Job: Copy the lines holding the word "were", all of them.

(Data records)
= = =

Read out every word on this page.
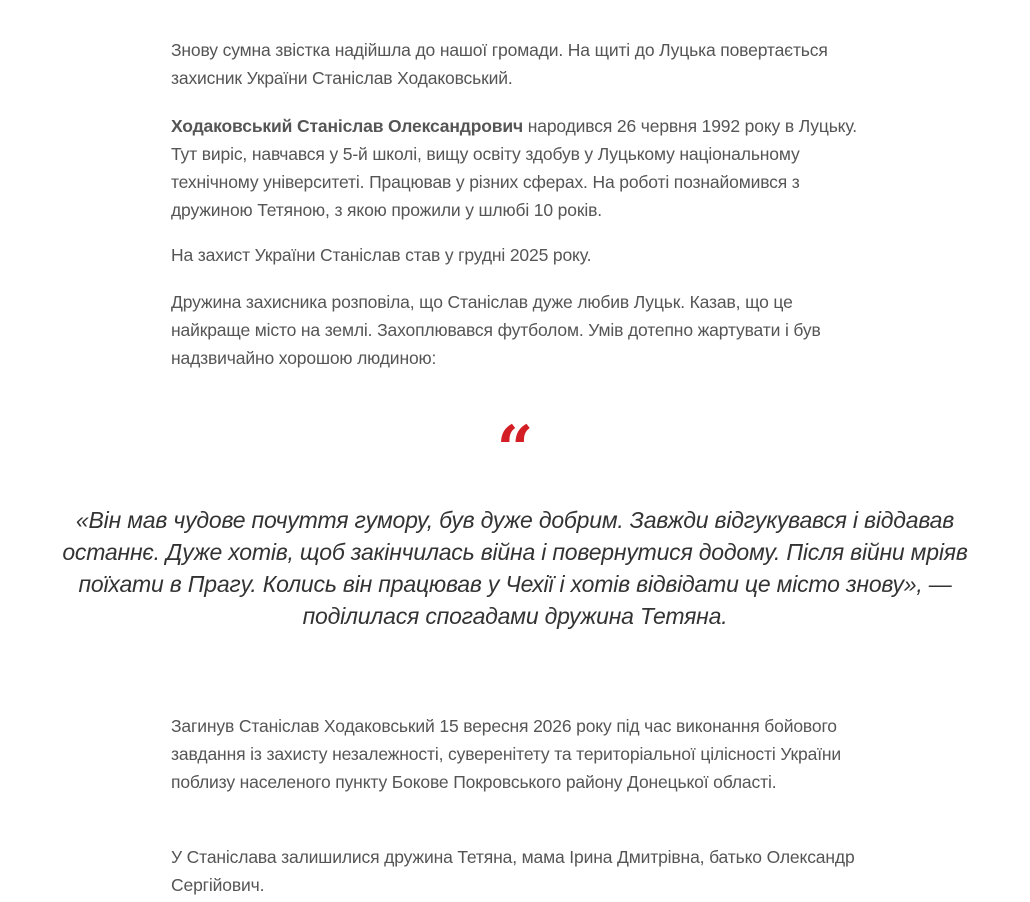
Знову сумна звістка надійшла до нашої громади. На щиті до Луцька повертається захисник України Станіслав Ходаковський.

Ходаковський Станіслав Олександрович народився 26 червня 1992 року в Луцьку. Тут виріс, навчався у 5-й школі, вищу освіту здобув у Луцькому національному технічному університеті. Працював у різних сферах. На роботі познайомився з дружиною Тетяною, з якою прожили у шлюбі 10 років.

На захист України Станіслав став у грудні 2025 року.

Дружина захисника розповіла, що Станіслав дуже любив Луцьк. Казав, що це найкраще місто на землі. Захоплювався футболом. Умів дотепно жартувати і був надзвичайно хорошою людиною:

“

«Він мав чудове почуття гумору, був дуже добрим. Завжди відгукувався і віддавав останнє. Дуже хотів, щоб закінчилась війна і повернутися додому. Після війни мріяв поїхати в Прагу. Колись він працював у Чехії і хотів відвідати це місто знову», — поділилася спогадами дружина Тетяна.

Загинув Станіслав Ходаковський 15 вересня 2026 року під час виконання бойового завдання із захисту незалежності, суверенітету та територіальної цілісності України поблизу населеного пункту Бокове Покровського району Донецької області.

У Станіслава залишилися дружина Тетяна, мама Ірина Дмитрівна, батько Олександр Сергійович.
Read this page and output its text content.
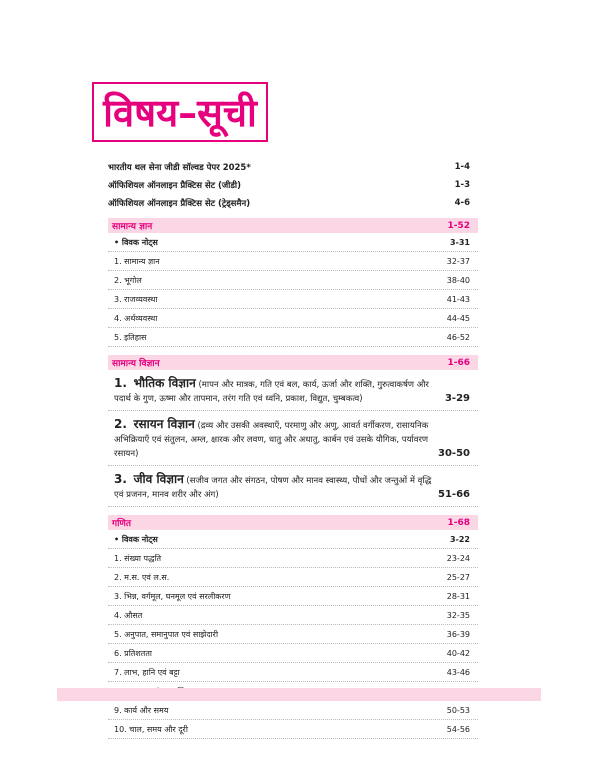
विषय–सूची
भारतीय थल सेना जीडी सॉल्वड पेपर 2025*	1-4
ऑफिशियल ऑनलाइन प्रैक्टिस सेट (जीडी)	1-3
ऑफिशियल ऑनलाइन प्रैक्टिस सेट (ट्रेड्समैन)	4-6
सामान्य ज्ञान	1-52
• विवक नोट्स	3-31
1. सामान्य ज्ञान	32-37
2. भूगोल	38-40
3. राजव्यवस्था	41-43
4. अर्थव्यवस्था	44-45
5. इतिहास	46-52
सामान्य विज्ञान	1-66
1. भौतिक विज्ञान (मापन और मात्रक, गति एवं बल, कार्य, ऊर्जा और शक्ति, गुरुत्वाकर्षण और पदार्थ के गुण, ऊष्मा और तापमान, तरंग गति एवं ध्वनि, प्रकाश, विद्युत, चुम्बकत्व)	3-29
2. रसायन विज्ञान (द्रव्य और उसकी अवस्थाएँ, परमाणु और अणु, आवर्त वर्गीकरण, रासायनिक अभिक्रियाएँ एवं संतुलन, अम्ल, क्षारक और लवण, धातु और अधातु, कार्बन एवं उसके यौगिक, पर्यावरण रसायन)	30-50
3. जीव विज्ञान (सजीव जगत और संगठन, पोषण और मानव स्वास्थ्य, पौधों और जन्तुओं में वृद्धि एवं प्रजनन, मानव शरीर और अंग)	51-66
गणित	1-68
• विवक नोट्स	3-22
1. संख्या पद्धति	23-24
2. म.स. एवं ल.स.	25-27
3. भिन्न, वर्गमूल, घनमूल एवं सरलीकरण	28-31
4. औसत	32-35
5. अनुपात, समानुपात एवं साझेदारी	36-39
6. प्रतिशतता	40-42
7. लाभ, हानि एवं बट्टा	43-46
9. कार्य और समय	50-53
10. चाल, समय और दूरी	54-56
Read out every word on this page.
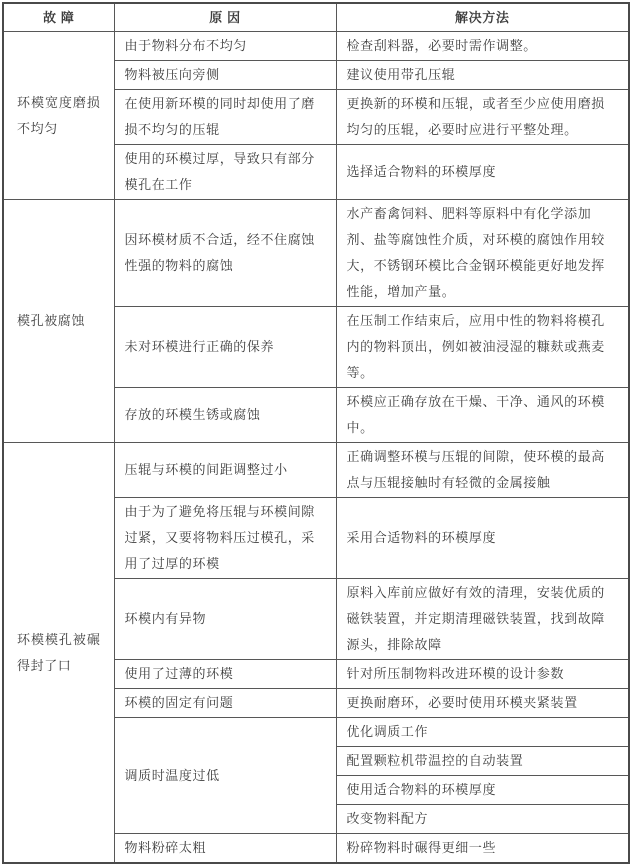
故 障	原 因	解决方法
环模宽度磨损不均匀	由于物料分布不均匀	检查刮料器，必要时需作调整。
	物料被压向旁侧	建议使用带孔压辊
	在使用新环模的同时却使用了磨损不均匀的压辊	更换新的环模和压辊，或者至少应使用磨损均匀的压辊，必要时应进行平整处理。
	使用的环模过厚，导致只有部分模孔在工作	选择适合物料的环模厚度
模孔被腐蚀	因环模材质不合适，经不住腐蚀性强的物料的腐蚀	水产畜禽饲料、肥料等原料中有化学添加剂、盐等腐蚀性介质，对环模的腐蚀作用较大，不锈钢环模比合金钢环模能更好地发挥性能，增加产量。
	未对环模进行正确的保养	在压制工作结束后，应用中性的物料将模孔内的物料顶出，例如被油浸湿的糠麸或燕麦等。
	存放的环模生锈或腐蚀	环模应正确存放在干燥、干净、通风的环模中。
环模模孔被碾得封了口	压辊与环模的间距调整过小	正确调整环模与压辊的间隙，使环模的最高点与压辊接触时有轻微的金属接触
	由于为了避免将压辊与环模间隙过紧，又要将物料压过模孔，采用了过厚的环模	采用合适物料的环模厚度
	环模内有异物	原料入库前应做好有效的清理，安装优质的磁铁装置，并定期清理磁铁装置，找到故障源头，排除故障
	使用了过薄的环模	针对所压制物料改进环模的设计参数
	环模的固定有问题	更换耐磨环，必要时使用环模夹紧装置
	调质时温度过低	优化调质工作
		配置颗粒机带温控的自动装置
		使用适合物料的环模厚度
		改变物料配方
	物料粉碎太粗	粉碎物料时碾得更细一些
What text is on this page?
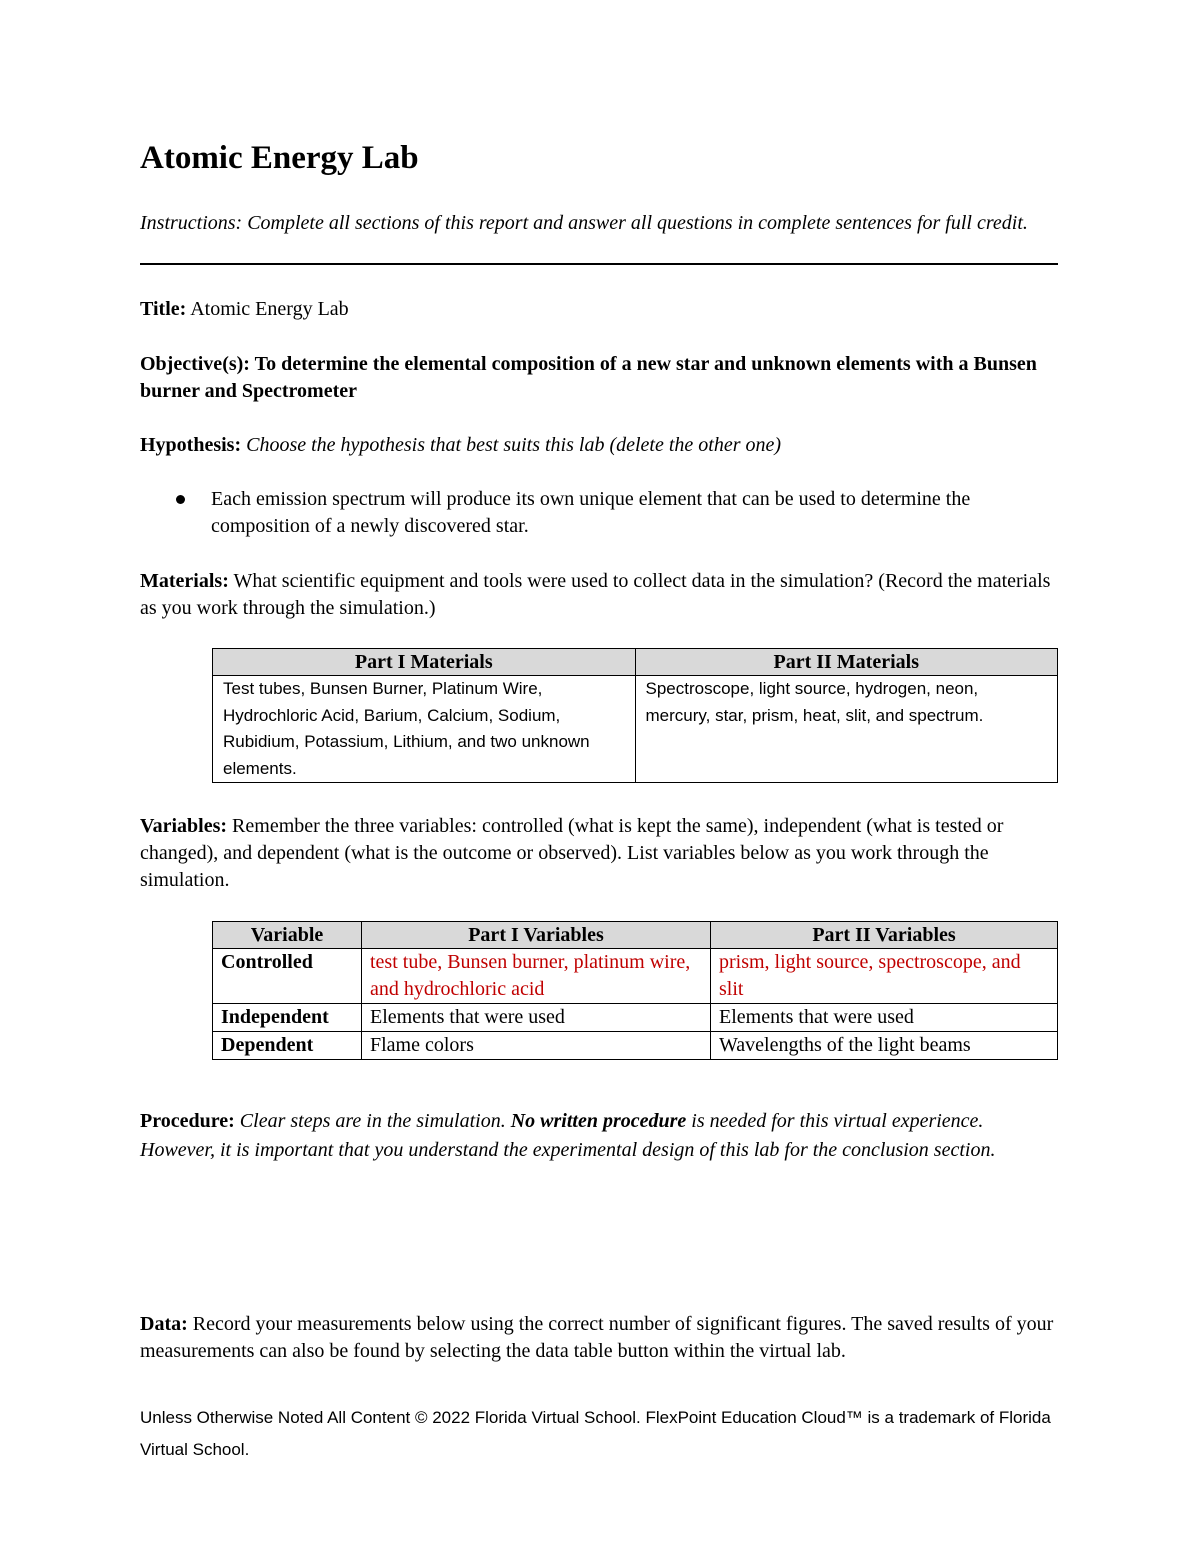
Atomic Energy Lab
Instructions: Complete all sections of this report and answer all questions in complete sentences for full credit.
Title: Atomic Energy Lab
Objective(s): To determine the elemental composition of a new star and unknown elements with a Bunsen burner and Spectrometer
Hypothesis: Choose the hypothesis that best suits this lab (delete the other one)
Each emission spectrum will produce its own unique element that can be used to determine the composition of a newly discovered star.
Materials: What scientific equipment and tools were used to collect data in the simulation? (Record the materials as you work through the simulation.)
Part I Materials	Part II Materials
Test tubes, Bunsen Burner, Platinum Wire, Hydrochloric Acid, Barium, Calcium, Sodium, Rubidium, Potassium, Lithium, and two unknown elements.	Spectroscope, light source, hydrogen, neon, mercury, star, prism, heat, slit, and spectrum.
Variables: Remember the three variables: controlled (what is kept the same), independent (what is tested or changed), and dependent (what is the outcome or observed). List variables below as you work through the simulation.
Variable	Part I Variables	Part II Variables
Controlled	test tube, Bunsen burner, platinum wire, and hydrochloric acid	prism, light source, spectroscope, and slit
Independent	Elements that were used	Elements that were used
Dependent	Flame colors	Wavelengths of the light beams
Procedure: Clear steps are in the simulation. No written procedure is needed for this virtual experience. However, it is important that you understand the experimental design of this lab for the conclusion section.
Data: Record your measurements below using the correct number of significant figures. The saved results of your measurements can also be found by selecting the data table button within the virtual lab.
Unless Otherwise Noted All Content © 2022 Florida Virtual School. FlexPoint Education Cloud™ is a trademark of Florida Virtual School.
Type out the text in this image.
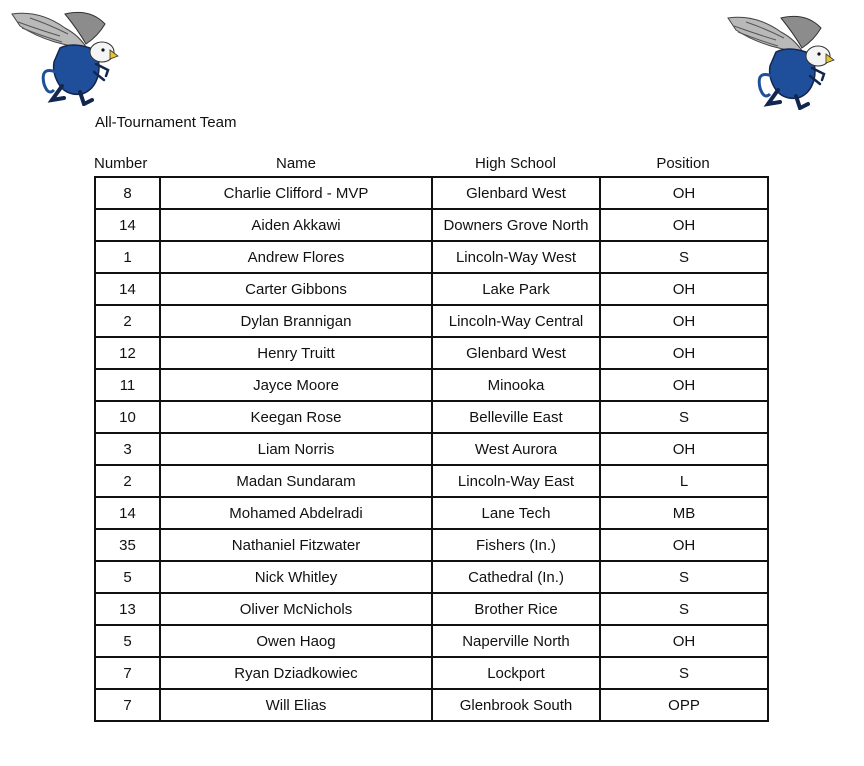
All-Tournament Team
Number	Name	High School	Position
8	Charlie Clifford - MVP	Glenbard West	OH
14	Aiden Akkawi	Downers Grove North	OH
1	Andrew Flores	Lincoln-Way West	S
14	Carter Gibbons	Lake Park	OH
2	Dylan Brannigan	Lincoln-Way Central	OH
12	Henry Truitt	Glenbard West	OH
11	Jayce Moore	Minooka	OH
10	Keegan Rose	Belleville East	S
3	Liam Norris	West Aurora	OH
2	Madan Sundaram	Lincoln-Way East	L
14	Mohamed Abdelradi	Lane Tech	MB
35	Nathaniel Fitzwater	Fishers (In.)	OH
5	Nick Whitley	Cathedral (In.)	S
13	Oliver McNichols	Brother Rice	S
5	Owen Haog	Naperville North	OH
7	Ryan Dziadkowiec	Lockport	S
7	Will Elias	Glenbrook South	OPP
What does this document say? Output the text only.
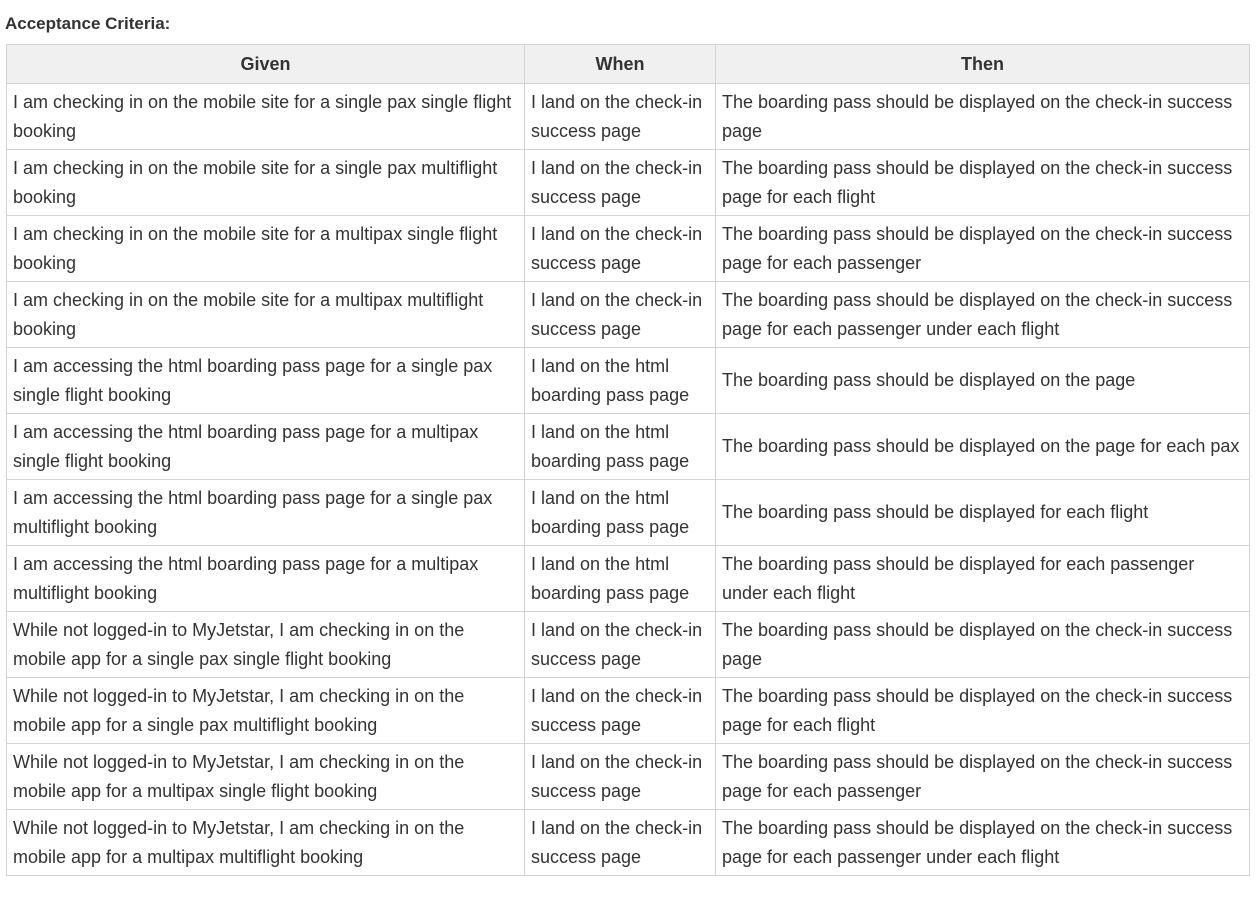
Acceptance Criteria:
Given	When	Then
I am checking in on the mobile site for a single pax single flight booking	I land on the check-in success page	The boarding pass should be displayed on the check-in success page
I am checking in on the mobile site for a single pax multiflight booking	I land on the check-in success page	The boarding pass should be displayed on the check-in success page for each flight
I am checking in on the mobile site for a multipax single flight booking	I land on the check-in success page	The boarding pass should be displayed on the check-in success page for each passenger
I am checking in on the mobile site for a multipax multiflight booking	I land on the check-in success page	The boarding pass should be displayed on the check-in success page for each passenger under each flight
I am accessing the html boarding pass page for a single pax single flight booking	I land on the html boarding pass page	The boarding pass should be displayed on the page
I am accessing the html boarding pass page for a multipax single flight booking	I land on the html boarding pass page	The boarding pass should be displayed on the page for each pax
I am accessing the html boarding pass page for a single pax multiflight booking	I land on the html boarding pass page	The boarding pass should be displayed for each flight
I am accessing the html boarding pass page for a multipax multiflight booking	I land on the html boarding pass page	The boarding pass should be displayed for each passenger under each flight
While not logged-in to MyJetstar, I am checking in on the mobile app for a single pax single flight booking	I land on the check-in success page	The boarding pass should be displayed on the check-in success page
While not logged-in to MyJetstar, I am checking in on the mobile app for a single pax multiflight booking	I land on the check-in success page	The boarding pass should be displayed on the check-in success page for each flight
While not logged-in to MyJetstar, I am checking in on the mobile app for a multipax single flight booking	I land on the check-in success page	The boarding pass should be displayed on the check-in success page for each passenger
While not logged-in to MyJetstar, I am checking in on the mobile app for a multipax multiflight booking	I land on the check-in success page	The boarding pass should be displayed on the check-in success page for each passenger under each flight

= = =

Exercise response:
Materials: What scientific equipment and tools were used to collect data in the simulation? (Record the materials as you work through the simulation.)
Independent	Elements that were used	Elements that were used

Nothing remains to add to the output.